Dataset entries
★ ★ ★ ★

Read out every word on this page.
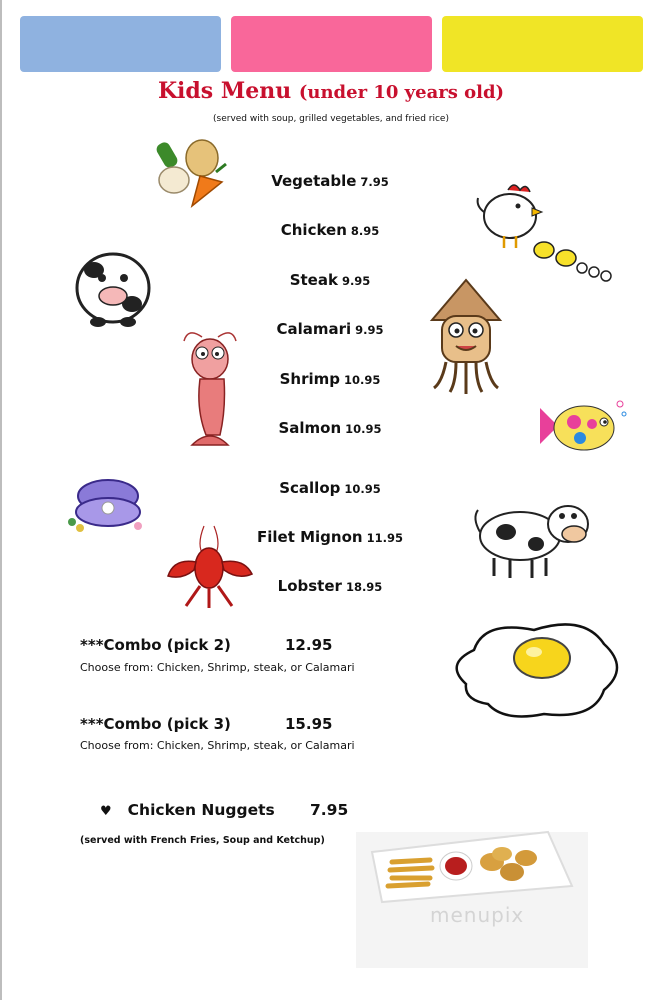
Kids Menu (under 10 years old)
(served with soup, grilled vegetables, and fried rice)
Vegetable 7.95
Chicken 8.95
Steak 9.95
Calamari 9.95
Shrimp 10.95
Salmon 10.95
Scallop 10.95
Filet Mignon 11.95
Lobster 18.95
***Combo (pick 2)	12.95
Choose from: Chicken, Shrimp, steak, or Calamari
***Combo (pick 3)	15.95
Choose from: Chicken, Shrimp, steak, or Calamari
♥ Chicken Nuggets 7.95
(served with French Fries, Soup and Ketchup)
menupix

★ ★ ★ ★

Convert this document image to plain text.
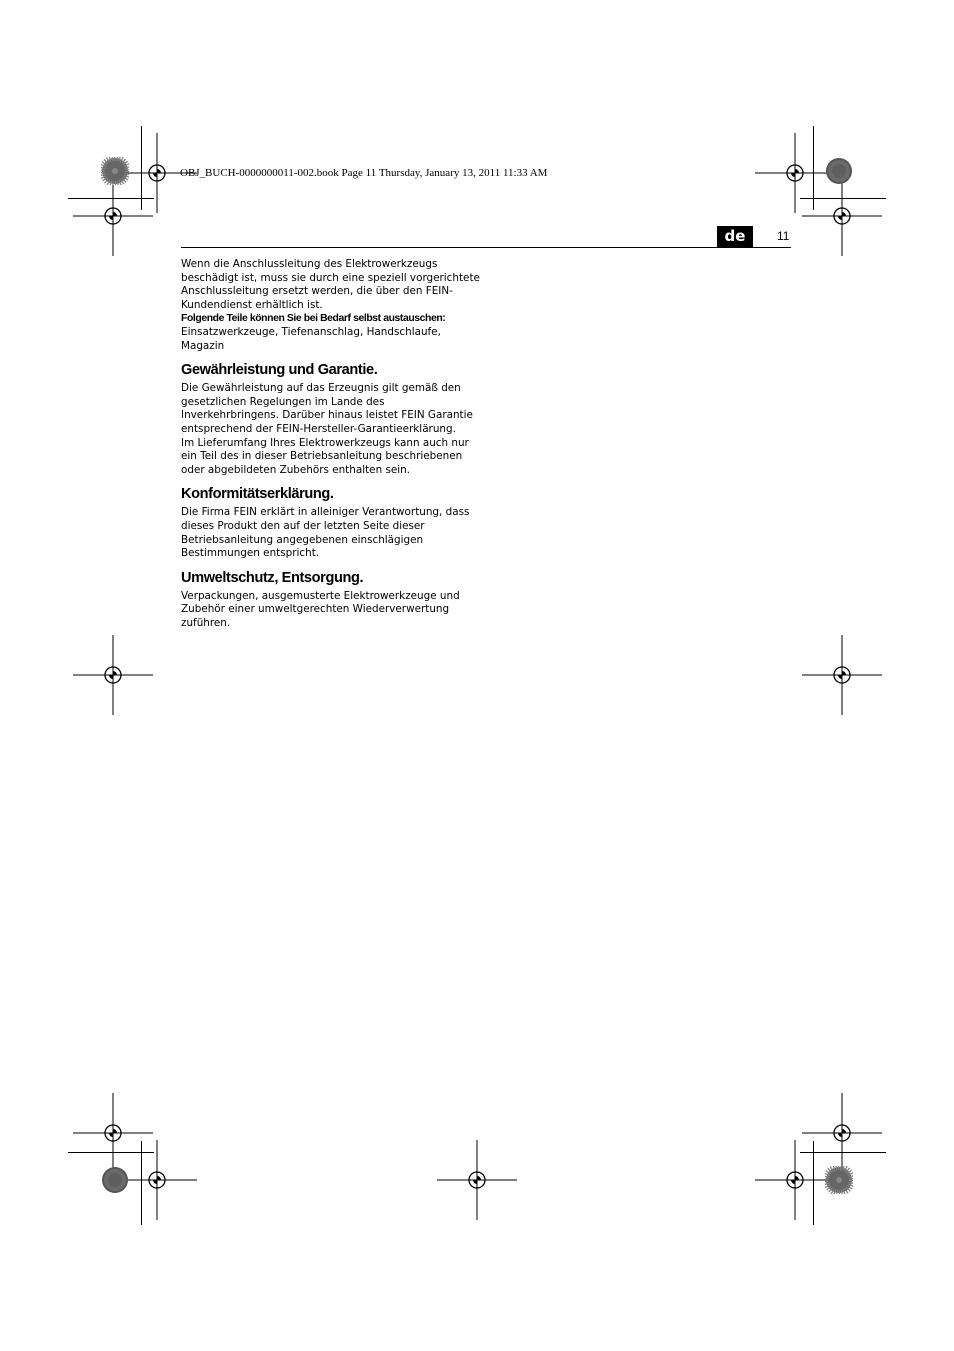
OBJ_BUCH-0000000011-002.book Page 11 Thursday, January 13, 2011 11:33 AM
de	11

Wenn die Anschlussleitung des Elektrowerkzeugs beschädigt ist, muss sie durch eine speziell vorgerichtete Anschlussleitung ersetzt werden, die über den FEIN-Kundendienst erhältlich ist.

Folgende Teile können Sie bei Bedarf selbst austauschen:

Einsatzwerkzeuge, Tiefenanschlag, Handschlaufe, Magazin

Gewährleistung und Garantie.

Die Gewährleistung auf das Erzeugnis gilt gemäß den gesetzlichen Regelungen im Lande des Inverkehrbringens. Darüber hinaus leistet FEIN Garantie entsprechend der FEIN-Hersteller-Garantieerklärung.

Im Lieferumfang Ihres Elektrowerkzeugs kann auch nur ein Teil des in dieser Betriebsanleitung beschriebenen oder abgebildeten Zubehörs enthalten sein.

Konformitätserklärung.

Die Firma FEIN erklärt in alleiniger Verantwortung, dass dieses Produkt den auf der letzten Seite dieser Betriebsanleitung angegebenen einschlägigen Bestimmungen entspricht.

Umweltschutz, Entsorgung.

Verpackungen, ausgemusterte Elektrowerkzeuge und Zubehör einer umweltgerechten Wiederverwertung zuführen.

★ ★ ★ ★

#### [Challenge]
Give only the count of lines in this material that contain the string "served".

#### [Reply]
2